# [WHAT YOU NEED TO DO]
All of the material should be reproduced exactly, with pictures left out.
-- START OF DATA RECORDS --
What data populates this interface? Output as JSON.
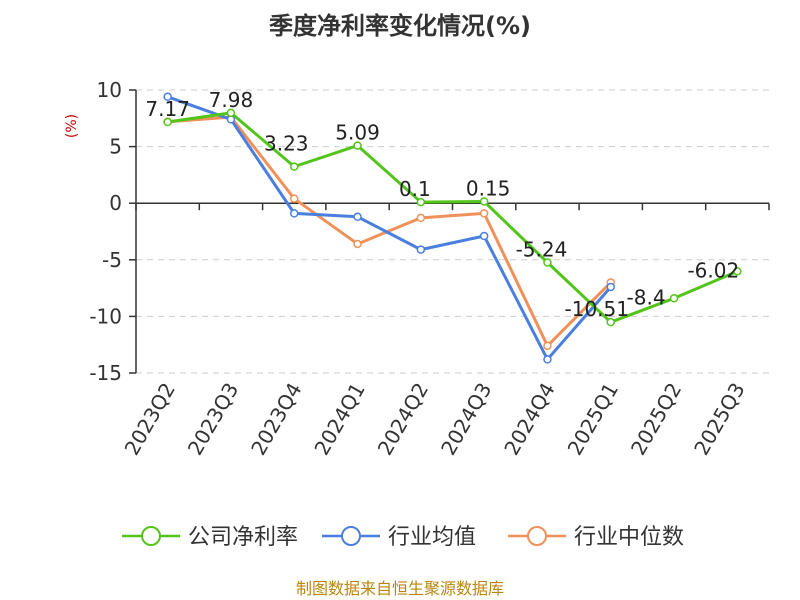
{
  "chart_data": {
    "type": "line",
    "title": "季度净利率变化情况(%)",
    "ylabel": "(%)",
    "xlabel": "",
    "categories": [
      "2023Q2",
      "2023Q3",
      "2023Q4",
      "2024Q1",
      "2024Q2",
      "2024Q3",
      "2024Q4",
      "2025Q1",
      "2025Q2",
      "2025Q3"
    ],
    "ylim": [
      -15,
      10
    ],
    "yticks": [
      10,
      5,
      0,
      -5,
      -10,
      -15
    ],
    "grid": true,
    "legend_position": "bottom",
    "series": [
      {
        "name": "公司净利率",
        "color": "#52c41a",
        "values": [
          7.17,
          7.98,
          3.23,
          5.09,
          0.1,
          0.15,
          -5.24,
          -10.51,
          -8.4,
          -6.02
        ],
        "labels": [
          "7.17",
          "7.98",
          "3.23",
          "5.09",
          "0.1",
          "0.15",
          "-5.24",
          "-10.51",
          "-8.4",
          "-6.02"
        ]
      },
      {
        "name": "行业均值",
        "color": "#4a7fe0",
        "values": [
          9.4,
          7.4,
          -0.9,
          -1.2,
          -4.1,
          -2.9,
          -13.8,
          -7.4,
          null,
          null
        ]
      },
      {
        "name": "行业中位数",
        "color": "#f0915a",
        "values": [
          7.2,
          7.6,
          0.4,
          -3.6,
          -1.3,
          -0.9,
          -12.6,
          -7.0,
          null,
          null
        ]
      }
    ],
    "source": "制图数据来自恒生聚源数据库"
  }
}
-- END OF DATA RECORDS --
# [TASK SOLUTION]
What data populates this interface? Output as JSON.
{
  "chart_data": {
    "type": "line",
    "title": "季度净利率变化情况(%)",
    "ylabel": "(%)",
    "xlabel": "",
    "categories": [
      "2023Q2",
      "2023Q3",
      "2023Q4",
      "2024Q1",
      "2024Q2",
      "2024Q3",
      "2024Q4",
      "2025Q1",
      "2025Q2",
      "2025Q3"
    ],
    "ylim": [
      -15,
      10
    ],
    "yticks": [
      10,
      5,
      0,
      -5,
      -10,
      -15
    ],
    "grid": true,
    "legend_position": "bottom",
    "series": [
      {
        "name": "公司净利率",
        "color": "#52c41a",
        "values": [
          7.17,
          7.98,
          3.23,
          5.09,
          0.1,
          0.15,
          -5.24,
          -10.51,
          -8.4,
          -6.02
        ],
        "labels": [
          "7.17",
          "7.98",
          "3.23",
          "5.09",
          "0.1",
          "0.15",
          "-5.24",
          "-10.51",
          "-8.4",
          "-6.02"
        ]
      },
      {
        "name": "行业均值",
        "color": "#4a7fe0",
        "values": [
          9.4,
          7.4,
          -0.9,
          -1.2,
          -4.1,
          -2.9,
          -13.8,
          -7.4,
          null,
          null
        ]
      },
      {
        "name": "行业中位数",
        "color": "#f0915a",
        "values": [
          7.2,
          7.6,
          0.4,
          -3.6,
          -1.3,
          -0.9,
          -12.6,
          -7.0,
          null,
          null
        ]
      }
    ],
    "source": "制图数据来自恒生聚源数据库"
  }
}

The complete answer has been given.